- [Excerpts from a figure dataset]
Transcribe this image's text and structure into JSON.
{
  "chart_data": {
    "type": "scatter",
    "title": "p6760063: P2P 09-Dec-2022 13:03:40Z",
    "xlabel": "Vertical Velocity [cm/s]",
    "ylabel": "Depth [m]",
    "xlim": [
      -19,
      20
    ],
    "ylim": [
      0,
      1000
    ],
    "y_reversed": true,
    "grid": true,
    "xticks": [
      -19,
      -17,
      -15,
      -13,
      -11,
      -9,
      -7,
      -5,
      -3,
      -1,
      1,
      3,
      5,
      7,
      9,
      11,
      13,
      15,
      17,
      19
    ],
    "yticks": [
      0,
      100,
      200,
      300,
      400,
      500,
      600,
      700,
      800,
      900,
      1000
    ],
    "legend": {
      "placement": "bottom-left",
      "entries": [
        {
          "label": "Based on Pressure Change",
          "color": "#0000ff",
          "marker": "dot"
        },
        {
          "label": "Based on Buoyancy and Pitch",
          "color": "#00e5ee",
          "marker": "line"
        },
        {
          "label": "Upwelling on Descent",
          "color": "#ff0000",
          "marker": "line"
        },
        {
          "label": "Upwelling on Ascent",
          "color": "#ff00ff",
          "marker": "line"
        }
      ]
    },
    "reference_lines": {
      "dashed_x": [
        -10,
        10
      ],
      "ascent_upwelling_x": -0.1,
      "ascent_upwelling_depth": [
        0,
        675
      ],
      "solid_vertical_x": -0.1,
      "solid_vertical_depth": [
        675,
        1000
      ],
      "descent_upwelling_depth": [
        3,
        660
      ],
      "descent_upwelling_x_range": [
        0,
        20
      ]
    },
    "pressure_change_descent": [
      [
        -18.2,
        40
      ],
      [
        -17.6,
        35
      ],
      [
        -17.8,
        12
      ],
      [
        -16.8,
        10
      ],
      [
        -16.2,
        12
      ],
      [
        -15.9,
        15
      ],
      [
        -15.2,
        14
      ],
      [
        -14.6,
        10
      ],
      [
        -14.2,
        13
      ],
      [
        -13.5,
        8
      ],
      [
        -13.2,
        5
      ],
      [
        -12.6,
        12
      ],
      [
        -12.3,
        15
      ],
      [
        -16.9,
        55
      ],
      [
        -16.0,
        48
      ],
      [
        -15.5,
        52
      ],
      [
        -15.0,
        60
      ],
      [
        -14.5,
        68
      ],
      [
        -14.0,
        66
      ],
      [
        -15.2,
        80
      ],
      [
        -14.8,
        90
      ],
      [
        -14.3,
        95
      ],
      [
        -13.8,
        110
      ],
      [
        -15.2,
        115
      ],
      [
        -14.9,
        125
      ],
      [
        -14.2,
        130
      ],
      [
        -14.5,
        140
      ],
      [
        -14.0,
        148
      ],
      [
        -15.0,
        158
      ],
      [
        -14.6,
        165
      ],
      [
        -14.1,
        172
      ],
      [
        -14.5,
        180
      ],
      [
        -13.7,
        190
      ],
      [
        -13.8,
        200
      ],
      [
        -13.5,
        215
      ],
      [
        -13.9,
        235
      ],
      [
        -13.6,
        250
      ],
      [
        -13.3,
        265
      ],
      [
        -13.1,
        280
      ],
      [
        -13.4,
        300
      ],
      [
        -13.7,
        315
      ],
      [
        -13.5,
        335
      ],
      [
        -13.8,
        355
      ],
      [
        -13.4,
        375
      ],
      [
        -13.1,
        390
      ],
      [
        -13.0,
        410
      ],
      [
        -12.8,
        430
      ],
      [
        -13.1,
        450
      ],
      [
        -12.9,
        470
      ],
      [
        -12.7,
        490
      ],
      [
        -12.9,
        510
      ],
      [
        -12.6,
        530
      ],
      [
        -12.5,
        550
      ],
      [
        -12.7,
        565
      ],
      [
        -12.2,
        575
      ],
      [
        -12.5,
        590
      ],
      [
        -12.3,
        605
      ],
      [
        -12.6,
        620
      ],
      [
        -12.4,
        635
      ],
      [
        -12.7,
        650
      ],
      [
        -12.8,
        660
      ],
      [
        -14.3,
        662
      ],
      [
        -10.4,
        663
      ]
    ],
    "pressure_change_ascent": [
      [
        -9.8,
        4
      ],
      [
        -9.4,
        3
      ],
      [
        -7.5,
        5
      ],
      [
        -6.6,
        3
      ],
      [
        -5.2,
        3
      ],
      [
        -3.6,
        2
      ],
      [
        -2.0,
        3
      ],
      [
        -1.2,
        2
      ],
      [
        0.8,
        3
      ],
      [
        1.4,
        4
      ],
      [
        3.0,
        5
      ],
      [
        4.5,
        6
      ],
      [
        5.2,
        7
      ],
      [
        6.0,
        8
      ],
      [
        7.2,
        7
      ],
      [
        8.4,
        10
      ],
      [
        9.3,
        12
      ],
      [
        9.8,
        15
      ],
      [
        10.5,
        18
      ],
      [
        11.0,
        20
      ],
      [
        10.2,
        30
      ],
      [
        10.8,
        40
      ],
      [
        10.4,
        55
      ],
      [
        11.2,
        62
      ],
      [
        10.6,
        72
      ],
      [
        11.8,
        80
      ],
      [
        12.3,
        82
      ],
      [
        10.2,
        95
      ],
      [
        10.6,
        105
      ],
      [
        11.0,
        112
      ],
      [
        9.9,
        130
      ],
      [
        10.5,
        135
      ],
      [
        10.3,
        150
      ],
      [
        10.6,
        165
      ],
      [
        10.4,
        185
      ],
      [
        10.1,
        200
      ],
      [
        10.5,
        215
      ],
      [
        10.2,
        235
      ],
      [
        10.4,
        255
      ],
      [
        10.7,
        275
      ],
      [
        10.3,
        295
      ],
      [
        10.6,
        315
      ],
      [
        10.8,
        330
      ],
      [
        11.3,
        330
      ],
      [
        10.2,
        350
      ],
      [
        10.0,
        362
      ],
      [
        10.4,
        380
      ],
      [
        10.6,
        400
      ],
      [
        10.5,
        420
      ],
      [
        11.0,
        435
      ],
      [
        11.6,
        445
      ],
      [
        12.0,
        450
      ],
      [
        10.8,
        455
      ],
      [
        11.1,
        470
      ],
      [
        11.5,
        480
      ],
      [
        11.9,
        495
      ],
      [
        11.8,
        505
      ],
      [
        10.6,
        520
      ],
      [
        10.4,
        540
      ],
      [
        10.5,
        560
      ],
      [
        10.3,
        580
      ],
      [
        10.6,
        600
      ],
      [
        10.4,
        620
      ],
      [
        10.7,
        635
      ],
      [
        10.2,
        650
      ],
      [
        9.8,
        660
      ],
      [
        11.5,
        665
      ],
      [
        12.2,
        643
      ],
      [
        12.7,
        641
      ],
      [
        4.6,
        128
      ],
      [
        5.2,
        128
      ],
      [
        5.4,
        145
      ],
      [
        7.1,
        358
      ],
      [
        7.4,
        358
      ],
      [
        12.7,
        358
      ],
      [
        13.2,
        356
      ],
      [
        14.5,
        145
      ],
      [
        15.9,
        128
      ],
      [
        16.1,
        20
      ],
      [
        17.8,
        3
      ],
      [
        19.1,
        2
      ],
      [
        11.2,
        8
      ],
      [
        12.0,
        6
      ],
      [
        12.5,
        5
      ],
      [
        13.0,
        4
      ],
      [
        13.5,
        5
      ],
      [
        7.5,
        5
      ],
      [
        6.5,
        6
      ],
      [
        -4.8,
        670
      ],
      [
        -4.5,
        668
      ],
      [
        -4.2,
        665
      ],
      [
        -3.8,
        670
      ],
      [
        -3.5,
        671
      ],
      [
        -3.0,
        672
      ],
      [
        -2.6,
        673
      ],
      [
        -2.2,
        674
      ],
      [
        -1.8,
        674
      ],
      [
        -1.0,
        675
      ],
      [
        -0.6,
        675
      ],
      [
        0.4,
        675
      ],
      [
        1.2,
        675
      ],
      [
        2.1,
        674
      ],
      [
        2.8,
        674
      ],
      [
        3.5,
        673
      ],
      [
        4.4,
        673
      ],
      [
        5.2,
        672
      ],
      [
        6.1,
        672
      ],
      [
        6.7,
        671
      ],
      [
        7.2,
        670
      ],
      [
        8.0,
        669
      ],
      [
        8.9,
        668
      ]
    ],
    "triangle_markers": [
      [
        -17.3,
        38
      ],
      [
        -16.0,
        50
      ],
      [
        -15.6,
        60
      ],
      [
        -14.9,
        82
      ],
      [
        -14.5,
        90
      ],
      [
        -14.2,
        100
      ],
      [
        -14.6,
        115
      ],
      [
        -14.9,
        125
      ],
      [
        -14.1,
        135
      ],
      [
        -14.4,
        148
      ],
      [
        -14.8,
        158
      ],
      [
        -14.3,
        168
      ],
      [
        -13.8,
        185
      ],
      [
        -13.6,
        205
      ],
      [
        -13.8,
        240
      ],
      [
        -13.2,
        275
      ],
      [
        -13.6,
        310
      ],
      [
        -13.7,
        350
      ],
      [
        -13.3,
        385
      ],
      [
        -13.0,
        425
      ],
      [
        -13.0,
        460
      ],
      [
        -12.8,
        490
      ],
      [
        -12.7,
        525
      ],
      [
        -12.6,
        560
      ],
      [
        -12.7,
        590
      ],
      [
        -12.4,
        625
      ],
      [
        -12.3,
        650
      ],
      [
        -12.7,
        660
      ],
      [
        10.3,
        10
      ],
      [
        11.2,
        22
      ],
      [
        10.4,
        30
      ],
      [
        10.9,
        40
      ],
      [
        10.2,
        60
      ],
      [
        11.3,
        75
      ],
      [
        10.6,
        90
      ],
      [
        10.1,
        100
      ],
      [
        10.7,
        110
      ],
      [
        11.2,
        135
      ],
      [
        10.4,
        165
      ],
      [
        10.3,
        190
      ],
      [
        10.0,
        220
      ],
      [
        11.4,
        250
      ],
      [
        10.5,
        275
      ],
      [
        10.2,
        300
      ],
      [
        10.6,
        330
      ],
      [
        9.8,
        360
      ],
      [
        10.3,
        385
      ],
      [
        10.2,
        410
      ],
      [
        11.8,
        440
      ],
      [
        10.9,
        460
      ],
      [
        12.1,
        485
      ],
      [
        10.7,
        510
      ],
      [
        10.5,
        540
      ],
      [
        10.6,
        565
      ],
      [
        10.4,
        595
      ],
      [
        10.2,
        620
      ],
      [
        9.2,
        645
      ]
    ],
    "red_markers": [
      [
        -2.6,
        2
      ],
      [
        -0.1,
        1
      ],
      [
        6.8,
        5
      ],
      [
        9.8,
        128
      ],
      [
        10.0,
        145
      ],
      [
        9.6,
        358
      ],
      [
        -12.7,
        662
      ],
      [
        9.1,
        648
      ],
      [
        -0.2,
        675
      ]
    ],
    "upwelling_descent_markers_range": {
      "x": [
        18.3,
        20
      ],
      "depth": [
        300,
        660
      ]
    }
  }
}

- [Work instructions]
Tally how many lines of the data include the word "Based". Write the number and nothing else.

- [Answer in full]
2